Scan the material below for the string "valve", and copy every line where it shows up.

┌─ Data extract

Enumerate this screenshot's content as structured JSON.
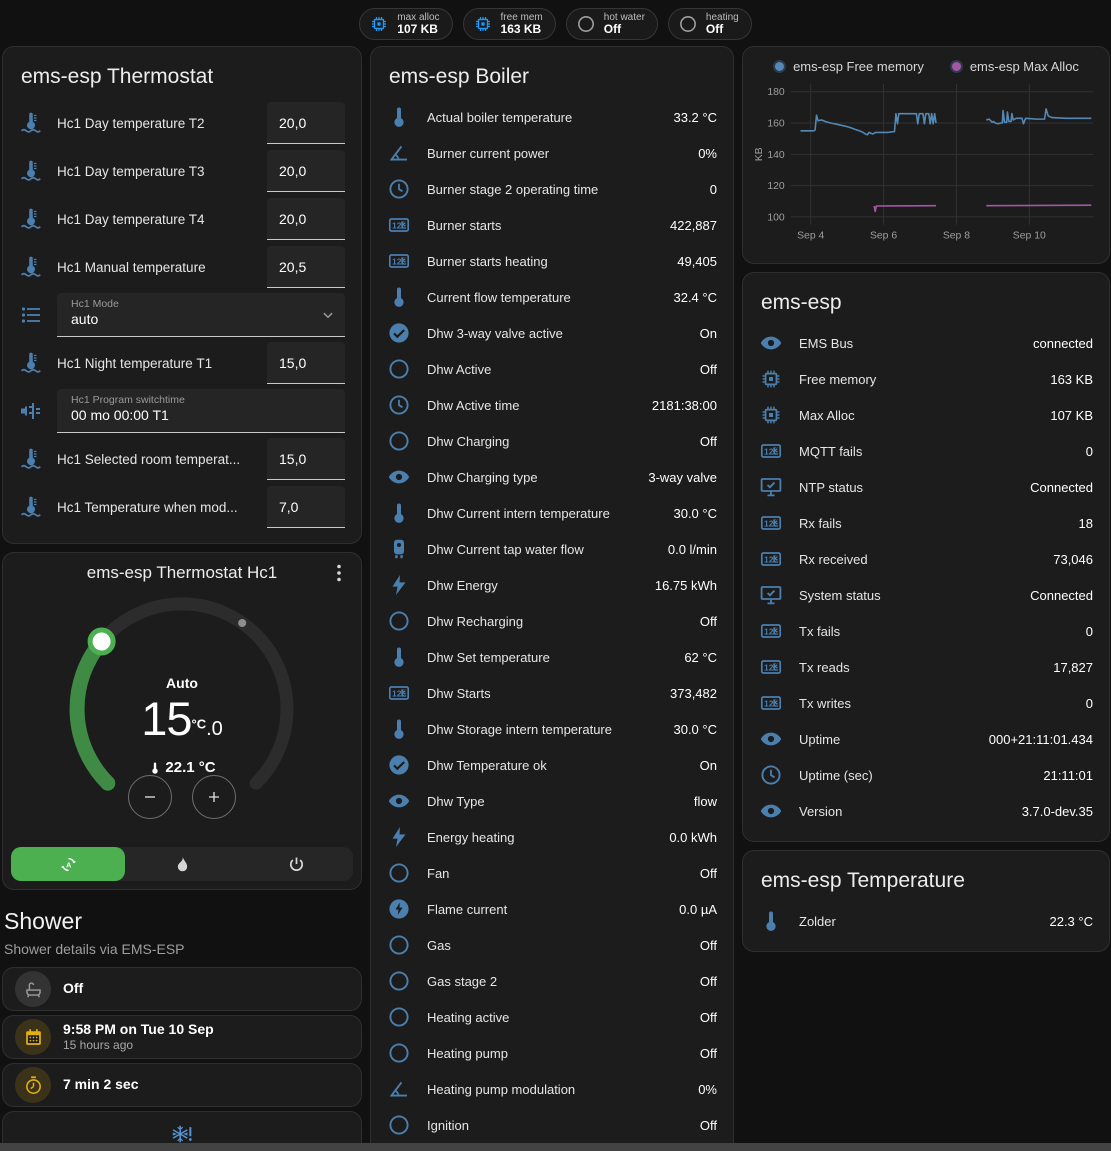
{
  "badges": [
    {
      "icon": "chip",
      "icon_color": "#2196f3",
      "label": "max alloc",
      "value": "107 KB"
    },
    {
      "icon": "chip",
      "icon_color": "#2196f3",
      "label": "free mem",
      "value": "163 KB"
    },
    {
      "icon": "radiobox",
      "icon_color": "#9e9e9e",
      "label": "hot water",
      "value": "Off"
    },
    {
      "icon": "radiobox",
      "icon_color": "#9e9e9e",
      "label": "heating",
      "value": "Off"
    }
  ],
  "thermostat_card": {
    "title": "ems-esp Thermostat",
    "rows": [
      {
        "type": "field",
        "icon": "thermo-water",
        "label": "Hc1 Day temperature T2",
        "value": "20,0"
      },
      {
        "type": "field",
        "icon": "thermo-water",
        "label": "Hc1 Day temperature T3",
        "value": "20,0"
      },
      {
        "type": "field",
        "icon": "thermo-water",
        "label": "Hc1 Day temperature T4",
        "value": "20,0"
      },
      {
        "type": "field",
        "icon": "thermo-water",
        "label": "Hc1 Manual temperature",
        "value": "20,5"
      },
      {
        "type": "select",
        "icon": "list",
        "label": "Hc1 Mode",
        "value": "auto"
      },
      {
        "type": "field",
        "icon": "thermo-water",
        "label": "Hc1 Night temperature T1",
        "value": "15,0"
      },
      {
        "type": "textbox",
        "icon": "valve",
        "label": "Hc1 Program switchtime",
        "value": "00 mo 00:00 T1"
      },
      {
        "type": "field",
        "icon": "thermo-water",
        "label": "Hc1 Selected room temperat...",
        "value": "15,0"
      },
      {
        "type": "field",
        "icon": "thermo-water",
        "label": "Hc1 Temperature when mod...",
        "value": "7,0"
      }
    ]
  },
  "dial_card": {
    "title": "ems-esp Thermostat Hc1",
    "mode_label": "Auto",
    "target_int": "15",
    "target_unit": "°C",
    "target_dec": ".0",
    "current": "22.1 °C",
    "arc_color": "#3f8b45",
    "handle_color": "#4caf50",
    "modes": [
      {
        "icon": "autorenew",
        "name": "auto-mode-button",
        "active": true
      },
      {
        "icon": "fire",
        "name": "heat-mode-button",
        "active": false
      },
      {
        "icon": "power",
        "name": "off-mode-button",
        "active": false
      }
    ]
  },
  "shower": {
    "title": "Shower",
    "subtitle": "Shower details via EMS-ESP",
    "tiles": [
      {
        "icon": "bathtub",
        "icon_color": "#9e9e9e",
        "bg": "rgba(158,158,158,0.18)",
        "primary": "Off",
        "secondary": ""
      },
      {
        "icon": "calendar",
        "icon_color": "#e3b00f",
        "bg": "rgba(227,176,15,0.16)",
        "primary": "9:58 PM on Tue 10 Sep",
        "secondary": "15 hours ago"
      },
      {
        "icon": "timer",
        "icon_color": "#e3b00f",
        "bg": "rgba(227,176,15,0.16)",
        "primary": "7 min 2 sec",
        "secondary": ""
      }
    ],
    "frost_icon": "snowflake-alert"
  },
  "boiler_card": {
    "title": "ems-esp Boiler",
    "rows": [
      {
        "icon": "thermometer",
        "label": "Actual boiler temperature",
        "value": "33.2 °C"
      },
      {
        "icon": "angle",
        "label": "Burner current power",
        "value": "0%"
      },
      {
        "icon": "clock",
        "label": "Burner stage 2 operating time",
        "value": "0"
      },
      {
        "icon": "counter",
        "label": "Burner starts",
        "value": "422,887"
      },
      {
        "icon": "counter",
        "label": "Burner starts heating",
        "value": "49,405"
      },
      {
        "icon": "thermometer",
        "label": "Current flow temperature",
        "value": "32.4 °C"
      },
      {
        "icon": "check-circle",
        "label": "Dhw 3-way valve active",
        "value": "On"
      },
      {
        "icon": "circle",
        "label": "Dhw Active",
        "value": "Off"
      },
      {
        "icon": "clock",
        "label": "Dhw Active time",
        "value": "2181:38:00"
      },
      {
        "icon": "circle",
        "label": "Dhw Charging",
        "value": "Off"
      },
      {
        "icon": "eye",
        "label": "Dhw Charging type",
        "value": "3-way valve"
      },
      {
        "icon": "thermometer",
        "label": "Dhw Current intern temperature",
        "value": "30.0 °C"
      },
      {
        "icon": "water-boiler",
        "label": "Dhw Current tap water flow",
        "value": "0.0 l/min"
      },
      {
        "icon": "flash",
        "label": "Dhw Energy",
        "value": "16.75 kWh"
      },
      {
        "icon": "circle",
        "label": "Dhw Recharging",
        "value": "Off"
      },
      {
        "icon": "thermometer",
        "label": "Dhw Set temperature",
        "value": "62 °C"
      },
      {
        "icon": "counter",
        "label": "Dhw Starts",
        "value": "373,482"
      },
      {
        "icon": "thermometer",
        "label": "Dhw Storage intern temperature",
        "value": "30.0 °C"
      },
      {
        "icon": "check-circle",
        "label": "Dhw Temperature ok",
        "value": "On"
      },
      {
        "icon": "eye",
        "label": "Dhw Type",
        "value": "flow"
      },
      {
        "icon": "flash",
        "label": "Energy heating",
        "value": "0.0 kWh"
      },
      {
        "icon": "circle",
        "label": "Fan",
        "value": "Off"
      },
      {
        "icon": "flash-circle",
        "label": "Flame current",
        "value": "0.0 µA"
      },
      {
        "icon": "circle",
        "label": "Gas",
        "value": "Off"
      },
      {
        "icon": "circle",
        "label": "Gas stage 2",
        "value": "Off"
      },
      {
        "icon": "circle",
        "label": "Heating active",
        "value": "Off"
      },
      {
        "icon": "circle",
        "label": "Heating pump",
        "value": "Off"
      },
      {
        "icon": "angle",
        "label": "Heating pump modulation",
        "value": "0%"
      },
      {
        "icon": "circle",
        "label": "Ignition",
        "value": "Off"
      }
    ]
  },
  "chart_data": {
    "type": "line",
    "ylabel": "KB",
    "ylim": [
      95,
      185
    ],
    "yticks": [
      100,
      120,
      140,
      160,
      180
    ],
    "xlim": [
      3.45,
      11.75
    ],
    "xticks": [
      {
        "x": 4,
        "label": "Sep 4"
      },
      {
        "x": 6,
        "label": "Sep 6"
      },
      {
        "x": 8,
        "label": "Sep 8"
      },
      {
        "x": 10,
        "label": "Sep 10"
      }
    ],
    "grid": true,
    "legend_position": "top",
    "series": [
      {
        "name": "ems-esp Free memory",
        "color": "#5488b5",
        "segments": [
          [
            [
              3.72,
              155
            ],
            [
              4.08,
              155
            ],
            [
              4.12,
              155.5
            ],
            [
              4.16,
              165
            ],
            [
              4.2,
              161.5
            ],
            [
              4.3,
              162
            ],
            [
              4.4,
              161
            ],
            [
              4.55,
              160
            ],
            [
              4.75,
              159
            ],
            [
              4.95,
              158
            ],
            [
              5.1,
              157
            ],
            [
              5.22,
              156
            ],
            [
              5.34,
              155
            ],
            [
              5.44,
              154
            ],
            [
              5.5,
              153
            ],
            [
              5.56,
              152.5
            ],
            [
              5.6,
              154
            ],
            [
              5.7,
              153
            ],
            [
              5.78,
              154
            ],
            [
              6.1,
              154
            ],
            [
              6.3,
              154.5
            ],
            [
              6.34,
              166
            ],
            [
              6.38,
              159.5
            ],
            [
              6.42,
              166
            ],
            [
              6.9,
              166
            ],
            [
              6.94,
              159.5
            ],
            [
              6.98,
              166
            ],
            [
              7.08,
              166
            ],
            [
              7.12,
              159.5
            ],
            [
              7.16,
              166
            ],
            [
              7.24,
              166
            ],
            [
              7.28,
              159.5
            ],
            [
              7.32,
              166
            ],
            [
              7.36,
              159.5
            ],
            [
              7.4,
              166
            ],
            [
              7.44,
              160
            ]
          ],
          [
            [
              8.82,
              162
            ],
            [
              8.9,
              162.5
            ],
            [
              8.98,
              160.5
            ],
            [
              9.02,
              161
            ],
            [
              9.06,
              160
            ],
            [
              9.14,
              159.5
            ],
            [
              9.22,
              160
            ],
            [
              9.26,
              160
            ],
            [
              9.28,
              168
            ],
            [
              9.32,
              160.5
            ],
            [
              9.38,
              160.5
            ],
            [
              9.4,
              167
            ],
            [
              9.44,
              161
            ],
            [
              9.5,
              161
            ],
            [
              9.52,
              166
            ],
            [
              9.56,
              162
            ],
            [
              9.64,
              163
            ],
            [
              9.8,
              163
            ],
            [
              9.84,
              159.5
            ],
            [
              9.9,
              163
            ],
            [
              10.2,
              162.5
            ],
            [
              10.42,
              162.5
            ],
            [
              10.46,
              169
            ],
            [
              10.52,
              164.5
            ],
            [
              10.62,
              163.5
            ],
            [
              11.0,
              163
            ],
            [
              11.7,
              163
            ]
          ]
        ]
      },
      {
        "name": "ems-esp Max Alloc",
        "color": "#a357a3",
        "segments": [
          [
            [
              5.74,
              107
            ],
            [
              5.77,
              103.5
            ],
            [
              5.8,
              107
            ],
            [
              7.44,
              107.2
            ]
          ],
          [
            [
              8.82,
              107.2
            ],
            [
              11.7,
              107.5
            ]
          ]
        ]
      }
    ]
  },
  "emsesp_card": {
    "title": "ems-esp",
    "rows": [
      {
        "icon": "eye",
        "label": "EMS Bus",
        "value": "connected"
      },
      {
        "icon": "chip",
        "label": "Free memory",
        "value": "163 KB"
      },
      {
        "icon": "chip",
        "label": "Max Alloc",
        "value": "107 KB"
      },
      {
        "icon": "counter",
        "label": "MQTT fails",
        "value": "0"
      },
      {
        "icon": "monitor-check",
        "label": "NTP status",
        "value": "Connected"
      },
      {
        "icon": "counter",
        "label": "Rx fails",
        "value": "18"
      },
      {
        "icon": "counter",
        "label": "Rx received",
        "value": "73,046"
      },
      {
        "icon": "monitor-check",
        "label": "System status",
        "value": "Connected"
      },
      {
        "icon": "counter",
        "label": "Tx fails",
        "value": "0"
      },
      {
        "icon": "counter",
        "label": "Tx reads",
        "value": "17,827"
      },
      {
        "icon": "counter",
        "label": "Tx writes",
        "value": "0"
      },
      {
        "icon": "eye",
        "label": "Uptime",
        "value": "000+21:11:01.434"
      },
      {
        "icon": "clock",
        "label": "Uptime (sec)",
        "value": "21:11:01"
      },
      {
        "icon": "eye",
        "label": "Version",
        "value": "3.7.0-dev.35"
      }
    ]
  },
  "temperature_card": {
    "title": "ems-esp Temperature",
    "rows": [
      {
        "icon": "thermometer",
        "label": "Zolder",
        "value": "22.3 °C"
      }
    ]
  }
}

└─

● Result for this exercise
        "icon": "valve",
        "label": "Dhw 3-way valve active",
        "value": "3-way valve"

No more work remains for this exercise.